+++ ENTRIES PROVIDED +++

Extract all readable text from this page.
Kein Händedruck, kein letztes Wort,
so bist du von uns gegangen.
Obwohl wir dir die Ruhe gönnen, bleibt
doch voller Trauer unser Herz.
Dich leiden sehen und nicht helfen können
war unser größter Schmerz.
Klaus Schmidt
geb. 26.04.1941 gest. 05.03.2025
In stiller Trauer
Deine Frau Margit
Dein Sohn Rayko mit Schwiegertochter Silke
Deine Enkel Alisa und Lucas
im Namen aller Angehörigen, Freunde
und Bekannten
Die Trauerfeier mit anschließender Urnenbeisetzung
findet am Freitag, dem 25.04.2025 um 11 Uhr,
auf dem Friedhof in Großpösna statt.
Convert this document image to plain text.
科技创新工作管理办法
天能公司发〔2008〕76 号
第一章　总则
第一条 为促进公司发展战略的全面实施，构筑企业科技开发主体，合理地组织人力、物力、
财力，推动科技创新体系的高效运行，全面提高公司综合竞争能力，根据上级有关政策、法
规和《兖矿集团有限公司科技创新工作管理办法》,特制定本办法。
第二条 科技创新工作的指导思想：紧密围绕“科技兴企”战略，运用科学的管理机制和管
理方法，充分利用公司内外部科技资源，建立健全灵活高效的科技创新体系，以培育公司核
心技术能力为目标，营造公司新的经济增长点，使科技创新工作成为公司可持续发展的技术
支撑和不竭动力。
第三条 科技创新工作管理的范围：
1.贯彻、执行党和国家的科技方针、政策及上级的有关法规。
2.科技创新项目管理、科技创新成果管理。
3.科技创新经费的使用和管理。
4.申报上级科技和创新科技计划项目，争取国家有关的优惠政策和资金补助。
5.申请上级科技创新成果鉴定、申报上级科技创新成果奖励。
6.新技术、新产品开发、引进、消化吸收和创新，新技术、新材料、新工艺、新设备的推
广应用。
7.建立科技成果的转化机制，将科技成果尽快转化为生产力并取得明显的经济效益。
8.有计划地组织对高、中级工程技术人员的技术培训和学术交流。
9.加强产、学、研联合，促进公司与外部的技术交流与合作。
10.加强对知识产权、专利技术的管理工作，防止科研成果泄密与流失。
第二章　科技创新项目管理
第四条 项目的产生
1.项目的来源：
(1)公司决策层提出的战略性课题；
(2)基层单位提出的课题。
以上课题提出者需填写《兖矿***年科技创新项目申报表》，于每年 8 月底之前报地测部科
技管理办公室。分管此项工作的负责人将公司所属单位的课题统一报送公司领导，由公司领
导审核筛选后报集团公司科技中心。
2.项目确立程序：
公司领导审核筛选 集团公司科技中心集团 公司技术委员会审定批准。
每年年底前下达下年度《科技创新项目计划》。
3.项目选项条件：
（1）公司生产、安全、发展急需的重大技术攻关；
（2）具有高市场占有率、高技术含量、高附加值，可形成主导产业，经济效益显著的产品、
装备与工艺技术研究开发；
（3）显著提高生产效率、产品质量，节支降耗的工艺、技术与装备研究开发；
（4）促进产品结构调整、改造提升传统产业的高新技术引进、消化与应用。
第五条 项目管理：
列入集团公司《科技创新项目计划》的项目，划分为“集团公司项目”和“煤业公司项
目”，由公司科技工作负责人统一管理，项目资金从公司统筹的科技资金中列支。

+++

• [EXERCISE TASK]
Return every line above in which the string "text" occurs.

• [RESPONSE TO THIS TASK]
Extract all readable text from this page.
Convert this document image to plain text.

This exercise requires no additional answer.